# TO BE DONE
Copy out only those lines running from the line with "Decode this image" to the end of the listing, keeping each one exactly as it is.

# WORKING DATA
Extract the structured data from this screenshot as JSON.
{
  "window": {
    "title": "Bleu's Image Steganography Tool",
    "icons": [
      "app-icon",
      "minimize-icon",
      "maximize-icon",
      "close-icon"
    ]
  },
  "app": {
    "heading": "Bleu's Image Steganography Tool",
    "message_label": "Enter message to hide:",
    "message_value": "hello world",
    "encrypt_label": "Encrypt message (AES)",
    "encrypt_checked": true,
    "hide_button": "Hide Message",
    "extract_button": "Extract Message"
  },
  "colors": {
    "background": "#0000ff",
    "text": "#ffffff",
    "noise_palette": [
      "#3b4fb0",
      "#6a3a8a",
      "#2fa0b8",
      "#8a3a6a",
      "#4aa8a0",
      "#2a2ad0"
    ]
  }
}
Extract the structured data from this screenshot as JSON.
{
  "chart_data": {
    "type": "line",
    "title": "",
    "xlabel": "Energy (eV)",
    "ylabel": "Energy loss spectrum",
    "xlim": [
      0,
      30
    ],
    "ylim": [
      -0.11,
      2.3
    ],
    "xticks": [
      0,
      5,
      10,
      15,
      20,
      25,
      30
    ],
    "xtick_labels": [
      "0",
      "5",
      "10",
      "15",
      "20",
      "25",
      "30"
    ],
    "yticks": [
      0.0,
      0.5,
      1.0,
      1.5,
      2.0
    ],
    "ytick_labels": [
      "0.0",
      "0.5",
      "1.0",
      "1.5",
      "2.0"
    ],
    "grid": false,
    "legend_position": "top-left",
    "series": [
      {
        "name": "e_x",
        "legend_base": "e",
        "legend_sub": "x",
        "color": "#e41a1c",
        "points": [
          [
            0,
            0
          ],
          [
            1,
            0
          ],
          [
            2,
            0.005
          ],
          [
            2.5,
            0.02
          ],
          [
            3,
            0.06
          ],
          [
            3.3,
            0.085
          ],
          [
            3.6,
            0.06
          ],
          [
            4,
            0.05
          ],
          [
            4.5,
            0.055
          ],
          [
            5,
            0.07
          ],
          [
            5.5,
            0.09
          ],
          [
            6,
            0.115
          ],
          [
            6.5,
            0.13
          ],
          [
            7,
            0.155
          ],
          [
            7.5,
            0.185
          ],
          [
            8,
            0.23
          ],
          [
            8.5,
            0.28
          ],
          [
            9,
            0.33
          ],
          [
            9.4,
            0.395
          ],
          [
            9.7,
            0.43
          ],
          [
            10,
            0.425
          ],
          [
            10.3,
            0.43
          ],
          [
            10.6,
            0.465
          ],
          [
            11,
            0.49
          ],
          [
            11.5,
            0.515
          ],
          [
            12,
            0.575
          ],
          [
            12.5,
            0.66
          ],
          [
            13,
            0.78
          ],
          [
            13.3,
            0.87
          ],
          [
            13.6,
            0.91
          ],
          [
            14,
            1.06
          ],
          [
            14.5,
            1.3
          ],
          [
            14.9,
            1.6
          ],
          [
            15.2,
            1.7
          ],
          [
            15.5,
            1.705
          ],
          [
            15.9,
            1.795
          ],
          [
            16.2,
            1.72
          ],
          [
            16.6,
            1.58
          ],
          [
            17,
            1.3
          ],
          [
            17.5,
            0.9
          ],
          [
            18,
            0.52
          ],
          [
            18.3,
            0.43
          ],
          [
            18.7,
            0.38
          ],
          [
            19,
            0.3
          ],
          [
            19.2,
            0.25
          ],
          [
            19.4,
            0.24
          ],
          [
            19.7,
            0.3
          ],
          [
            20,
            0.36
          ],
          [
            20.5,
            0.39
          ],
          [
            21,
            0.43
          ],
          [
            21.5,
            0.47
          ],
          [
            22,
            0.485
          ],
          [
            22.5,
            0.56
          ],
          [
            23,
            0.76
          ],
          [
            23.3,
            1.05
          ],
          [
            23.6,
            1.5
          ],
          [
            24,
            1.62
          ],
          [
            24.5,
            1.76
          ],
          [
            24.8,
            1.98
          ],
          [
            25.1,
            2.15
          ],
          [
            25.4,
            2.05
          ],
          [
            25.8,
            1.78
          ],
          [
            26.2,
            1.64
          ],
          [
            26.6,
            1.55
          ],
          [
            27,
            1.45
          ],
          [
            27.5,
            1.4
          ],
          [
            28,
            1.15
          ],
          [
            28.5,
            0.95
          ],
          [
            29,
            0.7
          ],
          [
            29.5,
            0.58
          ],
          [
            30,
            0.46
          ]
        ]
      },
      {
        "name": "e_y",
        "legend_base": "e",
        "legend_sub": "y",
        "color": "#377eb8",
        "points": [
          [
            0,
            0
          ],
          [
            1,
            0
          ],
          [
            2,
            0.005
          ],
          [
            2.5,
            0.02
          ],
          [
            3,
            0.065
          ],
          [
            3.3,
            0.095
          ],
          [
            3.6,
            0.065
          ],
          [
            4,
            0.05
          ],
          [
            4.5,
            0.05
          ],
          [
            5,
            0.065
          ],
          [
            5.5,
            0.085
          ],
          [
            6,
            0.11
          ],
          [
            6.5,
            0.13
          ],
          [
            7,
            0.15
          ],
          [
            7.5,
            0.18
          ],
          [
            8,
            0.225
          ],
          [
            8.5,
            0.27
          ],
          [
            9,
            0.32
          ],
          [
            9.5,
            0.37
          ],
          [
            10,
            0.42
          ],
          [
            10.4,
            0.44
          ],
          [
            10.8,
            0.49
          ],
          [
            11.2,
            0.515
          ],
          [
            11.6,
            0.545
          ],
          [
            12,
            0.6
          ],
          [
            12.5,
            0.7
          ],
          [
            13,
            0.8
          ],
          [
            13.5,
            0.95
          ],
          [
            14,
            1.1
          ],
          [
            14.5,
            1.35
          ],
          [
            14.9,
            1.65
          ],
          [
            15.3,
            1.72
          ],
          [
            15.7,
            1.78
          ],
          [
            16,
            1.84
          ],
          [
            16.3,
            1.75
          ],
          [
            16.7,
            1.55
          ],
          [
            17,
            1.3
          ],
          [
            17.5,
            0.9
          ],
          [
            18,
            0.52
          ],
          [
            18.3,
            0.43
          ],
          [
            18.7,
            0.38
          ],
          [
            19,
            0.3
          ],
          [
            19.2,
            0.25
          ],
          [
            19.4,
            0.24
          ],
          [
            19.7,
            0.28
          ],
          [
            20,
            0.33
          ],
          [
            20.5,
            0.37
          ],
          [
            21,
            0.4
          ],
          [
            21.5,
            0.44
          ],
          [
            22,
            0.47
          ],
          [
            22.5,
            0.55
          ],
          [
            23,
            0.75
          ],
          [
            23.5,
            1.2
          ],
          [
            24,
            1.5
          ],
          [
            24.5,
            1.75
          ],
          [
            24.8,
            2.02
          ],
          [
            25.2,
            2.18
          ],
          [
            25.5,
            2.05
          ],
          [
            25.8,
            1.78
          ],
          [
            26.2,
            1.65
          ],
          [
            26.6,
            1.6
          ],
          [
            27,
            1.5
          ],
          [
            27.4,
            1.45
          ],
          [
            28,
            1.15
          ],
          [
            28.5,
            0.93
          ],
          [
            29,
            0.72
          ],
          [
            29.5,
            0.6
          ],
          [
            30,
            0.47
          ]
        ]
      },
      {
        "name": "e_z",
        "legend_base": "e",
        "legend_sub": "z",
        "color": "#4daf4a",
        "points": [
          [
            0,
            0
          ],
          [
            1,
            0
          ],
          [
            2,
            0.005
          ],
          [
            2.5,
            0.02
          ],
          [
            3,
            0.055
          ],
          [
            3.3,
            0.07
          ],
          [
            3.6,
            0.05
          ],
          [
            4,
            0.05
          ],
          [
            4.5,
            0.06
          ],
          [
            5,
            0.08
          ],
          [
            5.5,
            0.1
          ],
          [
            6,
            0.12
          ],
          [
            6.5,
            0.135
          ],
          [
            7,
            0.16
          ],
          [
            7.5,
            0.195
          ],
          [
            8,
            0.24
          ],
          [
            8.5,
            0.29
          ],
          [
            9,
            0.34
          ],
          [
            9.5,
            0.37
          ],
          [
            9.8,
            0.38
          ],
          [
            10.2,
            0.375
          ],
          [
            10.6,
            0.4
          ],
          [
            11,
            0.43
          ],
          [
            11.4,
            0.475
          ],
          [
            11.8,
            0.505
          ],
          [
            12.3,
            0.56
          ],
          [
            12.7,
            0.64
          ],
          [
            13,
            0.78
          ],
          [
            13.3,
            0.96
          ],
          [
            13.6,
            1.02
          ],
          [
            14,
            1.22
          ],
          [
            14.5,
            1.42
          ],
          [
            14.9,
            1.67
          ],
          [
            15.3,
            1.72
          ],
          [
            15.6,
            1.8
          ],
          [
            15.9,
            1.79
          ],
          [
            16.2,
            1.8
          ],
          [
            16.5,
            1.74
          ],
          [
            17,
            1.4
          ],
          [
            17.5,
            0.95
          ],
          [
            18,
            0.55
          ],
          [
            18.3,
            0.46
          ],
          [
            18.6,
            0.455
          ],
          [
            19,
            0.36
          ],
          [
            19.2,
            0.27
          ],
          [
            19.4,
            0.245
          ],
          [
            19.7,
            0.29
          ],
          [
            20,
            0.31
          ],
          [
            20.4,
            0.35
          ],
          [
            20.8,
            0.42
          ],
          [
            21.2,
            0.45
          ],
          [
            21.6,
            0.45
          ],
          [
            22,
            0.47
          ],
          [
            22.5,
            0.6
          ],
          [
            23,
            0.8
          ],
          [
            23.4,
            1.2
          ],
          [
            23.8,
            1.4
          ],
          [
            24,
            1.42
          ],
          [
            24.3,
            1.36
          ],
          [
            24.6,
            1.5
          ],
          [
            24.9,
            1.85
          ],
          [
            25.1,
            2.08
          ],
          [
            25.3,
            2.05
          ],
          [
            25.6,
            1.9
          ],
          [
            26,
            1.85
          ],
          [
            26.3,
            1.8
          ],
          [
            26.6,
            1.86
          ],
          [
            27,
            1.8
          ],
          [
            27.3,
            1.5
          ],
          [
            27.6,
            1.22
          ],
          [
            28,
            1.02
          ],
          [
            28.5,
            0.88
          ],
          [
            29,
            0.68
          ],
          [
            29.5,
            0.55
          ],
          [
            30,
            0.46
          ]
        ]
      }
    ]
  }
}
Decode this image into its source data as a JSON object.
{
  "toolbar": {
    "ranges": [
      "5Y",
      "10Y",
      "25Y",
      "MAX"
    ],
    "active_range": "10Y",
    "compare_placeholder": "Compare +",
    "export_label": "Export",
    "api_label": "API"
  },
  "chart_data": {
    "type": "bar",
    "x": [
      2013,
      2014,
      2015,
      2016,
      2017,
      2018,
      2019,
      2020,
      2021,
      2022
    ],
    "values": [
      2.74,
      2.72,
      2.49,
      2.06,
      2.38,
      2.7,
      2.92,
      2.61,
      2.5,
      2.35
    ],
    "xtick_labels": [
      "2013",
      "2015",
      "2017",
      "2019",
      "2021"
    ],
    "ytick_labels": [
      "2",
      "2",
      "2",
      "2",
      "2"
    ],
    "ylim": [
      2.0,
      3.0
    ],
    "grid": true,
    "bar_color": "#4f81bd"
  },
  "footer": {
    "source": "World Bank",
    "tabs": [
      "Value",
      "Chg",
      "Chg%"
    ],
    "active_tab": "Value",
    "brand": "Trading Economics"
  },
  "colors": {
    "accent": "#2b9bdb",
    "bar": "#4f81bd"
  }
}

# RESPONSE
Decode this image into its source data as a JSON object.
{
  "toolbar": {
    "ranges": [
      "5Y",
      "10Y",
      "25Y",
      "MAX"
    ],
    "active_range": "10Y",
    "compare_placeholder": "Compare +",
    "export_label": "Export",
    "api_label": "API"
  },
  "chart_data": {
    "type": "bar",
    "x": [
      2013,
      2014,
      2015,
      2016,
      2017,
      2018,
      2019,
      2020,
      2021,
      2022
    ],
    "values": [
      2.74,
      2.72,
      2.49,
      2.06,
      2.38,
      2.7,
      2.92,
      2.61,
      2.5,
      2.35
    ],
    "xtick_labels": [
      "2013",
      "2015",
      "2017",
      "2019",
      "2021"
    ],
    "ytick_labels": [
      "2",
      "2",
      "2",
      "2",
      "2"
    ],
    "ylim": [
      2.0,
      3.0
    ],
    "grid": true,
    "bar_color": "#4f81bd"
  },
  "footer": {
    "source": "World Bank",
    "tabs": [
      "Value",
      "Chg",
      "Chg%"
    ],
    "active_tab": "Value",
    "brand": "Trading Economics"
  },
  "colors": {
    "accent": "#2b9bdb",
    "bar": "#4f81bd"
  }
}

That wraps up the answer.